** Task **
In the entries below, find every line with "screenshot" and copy it.

** Supplied material **
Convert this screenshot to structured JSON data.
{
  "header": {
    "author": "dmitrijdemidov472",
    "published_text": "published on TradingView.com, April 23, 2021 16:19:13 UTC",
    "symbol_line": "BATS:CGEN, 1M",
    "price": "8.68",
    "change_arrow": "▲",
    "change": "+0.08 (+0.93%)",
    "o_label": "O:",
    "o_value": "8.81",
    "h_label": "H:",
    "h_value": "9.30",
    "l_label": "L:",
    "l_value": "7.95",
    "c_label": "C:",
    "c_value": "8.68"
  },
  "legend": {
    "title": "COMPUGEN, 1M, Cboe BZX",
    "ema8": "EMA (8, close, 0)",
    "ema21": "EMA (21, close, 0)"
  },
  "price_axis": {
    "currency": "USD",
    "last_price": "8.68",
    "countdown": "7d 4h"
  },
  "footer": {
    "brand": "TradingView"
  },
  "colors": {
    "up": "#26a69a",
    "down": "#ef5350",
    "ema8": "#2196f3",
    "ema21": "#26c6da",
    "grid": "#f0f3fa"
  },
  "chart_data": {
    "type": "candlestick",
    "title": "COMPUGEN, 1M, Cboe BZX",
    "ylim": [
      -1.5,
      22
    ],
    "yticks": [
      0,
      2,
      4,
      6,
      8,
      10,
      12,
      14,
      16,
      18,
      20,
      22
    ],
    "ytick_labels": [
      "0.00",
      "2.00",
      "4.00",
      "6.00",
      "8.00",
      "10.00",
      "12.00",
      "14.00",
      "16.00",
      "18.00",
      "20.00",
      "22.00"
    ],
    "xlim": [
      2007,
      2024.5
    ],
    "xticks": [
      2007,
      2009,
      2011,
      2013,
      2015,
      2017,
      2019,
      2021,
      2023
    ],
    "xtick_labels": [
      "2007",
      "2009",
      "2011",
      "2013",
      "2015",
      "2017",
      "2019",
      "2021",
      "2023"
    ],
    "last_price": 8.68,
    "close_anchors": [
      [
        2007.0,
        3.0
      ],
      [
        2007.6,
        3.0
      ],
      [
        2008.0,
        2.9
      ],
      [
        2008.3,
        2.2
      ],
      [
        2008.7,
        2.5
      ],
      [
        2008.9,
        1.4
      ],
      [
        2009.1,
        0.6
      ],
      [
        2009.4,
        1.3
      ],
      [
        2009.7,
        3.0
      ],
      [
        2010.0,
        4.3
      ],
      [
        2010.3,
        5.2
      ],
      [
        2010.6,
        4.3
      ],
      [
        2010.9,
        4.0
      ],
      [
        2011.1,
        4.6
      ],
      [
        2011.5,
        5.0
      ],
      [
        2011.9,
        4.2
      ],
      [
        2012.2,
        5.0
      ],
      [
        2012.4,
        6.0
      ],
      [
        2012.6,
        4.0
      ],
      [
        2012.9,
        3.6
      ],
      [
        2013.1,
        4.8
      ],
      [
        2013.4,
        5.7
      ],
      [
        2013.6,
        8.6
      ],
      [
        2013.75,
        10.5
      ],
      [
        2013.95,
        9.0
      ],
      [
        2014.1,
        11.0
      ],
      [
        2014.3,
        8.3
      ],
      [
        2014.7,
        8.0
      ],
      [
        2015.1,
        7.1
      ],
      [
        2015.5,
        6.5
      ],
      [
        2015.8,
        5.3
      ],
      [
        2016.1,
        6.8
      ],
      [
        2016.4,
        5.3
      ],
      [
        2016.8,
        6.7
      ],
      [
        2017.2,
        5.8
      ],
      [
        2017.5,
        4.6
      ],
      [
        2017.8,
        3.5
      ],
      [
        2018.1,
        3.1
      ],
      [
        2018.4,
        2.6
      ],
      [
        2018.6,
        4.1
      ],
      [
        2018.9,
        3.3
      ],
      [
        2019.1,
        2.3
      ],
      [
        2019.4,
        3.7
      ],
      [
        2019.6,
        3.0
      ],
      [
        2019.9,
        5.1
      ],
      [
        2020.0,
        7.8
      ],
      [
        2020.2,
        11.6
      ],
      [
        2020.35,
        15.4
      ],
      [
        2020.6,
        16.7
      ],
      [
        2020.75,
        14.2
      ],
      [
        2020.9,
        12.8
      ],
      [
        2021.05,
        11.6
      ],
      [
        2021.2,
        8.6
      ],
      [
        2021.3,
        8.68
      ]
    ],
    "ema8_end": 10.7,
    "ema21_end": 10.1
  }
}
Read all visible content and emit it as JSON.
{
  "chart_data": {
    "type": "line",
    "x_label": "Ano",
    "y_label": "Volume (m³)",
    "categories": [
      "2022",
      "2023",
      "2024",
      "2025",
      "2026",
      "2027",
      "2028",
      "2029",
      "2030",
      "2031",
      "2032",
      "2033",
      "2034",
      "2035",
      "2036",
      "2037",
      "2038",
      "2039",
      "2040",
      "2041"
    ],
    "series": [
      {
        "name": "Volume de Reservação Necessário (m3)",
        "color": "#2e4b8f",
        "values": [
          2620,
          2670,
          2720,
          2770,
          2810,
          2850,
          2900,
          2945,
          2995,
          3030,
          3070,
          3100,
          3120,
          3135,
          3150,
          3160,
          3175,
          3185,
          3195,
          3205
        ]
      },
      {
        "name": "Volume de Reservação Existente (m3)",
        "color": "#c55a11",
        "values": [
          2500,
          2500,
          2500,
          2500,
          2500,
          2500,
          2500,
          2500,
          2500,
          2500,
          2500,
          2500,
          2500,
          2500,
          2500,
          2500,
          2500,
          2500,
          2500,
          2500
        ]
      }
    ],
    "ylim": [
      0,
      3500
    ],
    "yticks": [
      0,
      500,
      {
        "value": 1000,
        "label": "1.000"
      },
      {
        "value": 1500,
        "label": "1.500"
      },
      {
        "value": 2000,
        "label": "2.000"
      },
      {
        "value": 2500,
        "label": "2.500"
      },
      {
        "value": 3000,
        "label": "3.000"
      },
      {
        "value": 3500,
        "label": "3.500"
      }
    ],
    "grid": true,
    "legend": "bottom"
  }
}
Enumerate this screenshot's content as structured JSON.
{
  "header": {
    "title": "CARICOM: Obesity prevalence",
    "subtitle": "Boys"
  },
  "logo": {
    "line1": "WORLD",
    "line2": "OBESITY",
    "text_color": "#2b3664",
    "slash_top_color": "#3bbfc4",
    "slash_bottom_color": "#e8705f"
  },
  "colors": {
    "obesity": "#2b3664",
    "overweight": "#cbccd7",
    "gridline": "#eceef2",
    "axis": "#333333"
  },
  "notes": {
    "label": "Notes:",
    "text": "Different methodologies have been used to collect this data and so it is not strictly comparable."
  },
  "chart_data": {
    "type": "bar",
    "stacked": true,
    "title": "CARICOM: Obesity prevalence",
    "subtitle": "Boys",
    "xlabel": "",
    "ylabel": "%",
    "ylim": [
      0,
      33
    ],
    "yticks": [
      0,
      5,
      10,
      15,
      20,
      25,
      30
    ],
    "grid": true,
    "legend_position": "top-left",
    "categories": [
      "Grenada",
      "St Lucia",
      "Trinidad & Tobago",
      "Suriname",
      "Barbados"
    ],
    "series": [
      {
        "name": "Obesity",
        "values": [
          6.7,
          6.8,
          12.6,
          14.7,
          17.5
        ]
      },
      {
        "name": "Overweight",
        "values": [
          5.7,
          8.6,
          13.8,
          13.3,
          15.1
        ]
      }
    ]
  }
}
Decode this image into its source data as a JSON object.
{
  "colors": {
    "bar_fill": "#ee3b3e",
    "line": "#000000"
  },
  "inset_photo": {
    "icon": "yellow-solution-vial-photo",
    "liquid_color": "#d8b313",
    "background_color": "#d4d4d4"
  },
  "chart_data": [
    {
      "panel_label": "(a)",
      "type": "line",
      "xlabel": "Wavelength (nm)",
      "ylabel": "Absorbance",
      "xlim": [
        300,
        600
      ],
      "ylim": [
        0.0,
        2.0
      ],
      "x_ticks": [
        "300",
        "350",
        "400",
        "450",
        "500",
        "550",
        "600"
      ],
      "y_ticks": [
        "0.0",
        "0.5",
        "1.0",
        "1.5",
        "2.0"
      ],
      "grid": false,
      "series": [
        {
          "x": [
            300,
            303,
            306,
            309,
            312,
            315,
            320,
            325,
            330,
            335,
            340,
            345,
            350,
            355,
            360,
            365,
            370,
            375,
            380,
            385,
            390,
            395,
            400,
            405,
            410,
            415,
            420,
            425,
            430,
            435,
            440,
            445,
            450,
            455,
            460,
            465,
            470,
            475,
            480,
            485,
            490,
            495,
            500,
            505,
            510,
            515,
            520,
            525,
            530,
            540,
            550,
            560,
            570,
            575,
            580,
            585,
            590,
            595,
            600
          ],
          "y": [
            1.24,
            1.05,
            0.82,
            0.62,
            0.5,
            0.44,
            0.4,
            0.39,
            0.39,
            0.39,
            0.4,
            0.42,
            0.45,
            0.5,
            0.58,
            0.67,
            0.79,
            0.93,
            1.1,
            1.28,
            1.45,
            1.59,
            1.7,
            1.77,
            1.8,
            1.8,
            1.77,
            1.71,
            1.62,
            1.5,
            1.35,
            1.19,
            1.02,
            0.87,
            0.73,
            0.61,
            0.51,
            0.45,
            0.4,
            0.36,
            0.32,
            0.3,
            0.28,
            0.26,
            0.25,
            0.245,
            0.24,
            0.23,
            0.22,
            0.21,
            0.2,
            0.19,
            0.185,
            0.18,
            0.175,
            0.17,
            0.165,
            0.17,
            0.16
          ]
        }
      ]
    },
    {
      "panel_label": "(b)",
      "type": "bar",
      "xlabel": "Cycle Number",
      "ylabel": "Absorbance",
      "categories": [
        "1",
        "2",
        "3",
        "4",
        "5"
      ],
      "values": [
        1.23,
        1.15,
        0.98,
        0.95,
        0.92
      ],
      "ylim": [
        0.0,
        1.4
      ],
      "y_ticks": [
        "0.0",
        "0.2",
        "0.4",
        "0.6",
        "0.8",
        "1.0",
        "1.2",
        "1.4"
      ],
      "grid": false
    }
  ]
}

** Complete output **
Convert this screenshot to structured JSON data.
Enumerate this screenshot's content as structured JSON.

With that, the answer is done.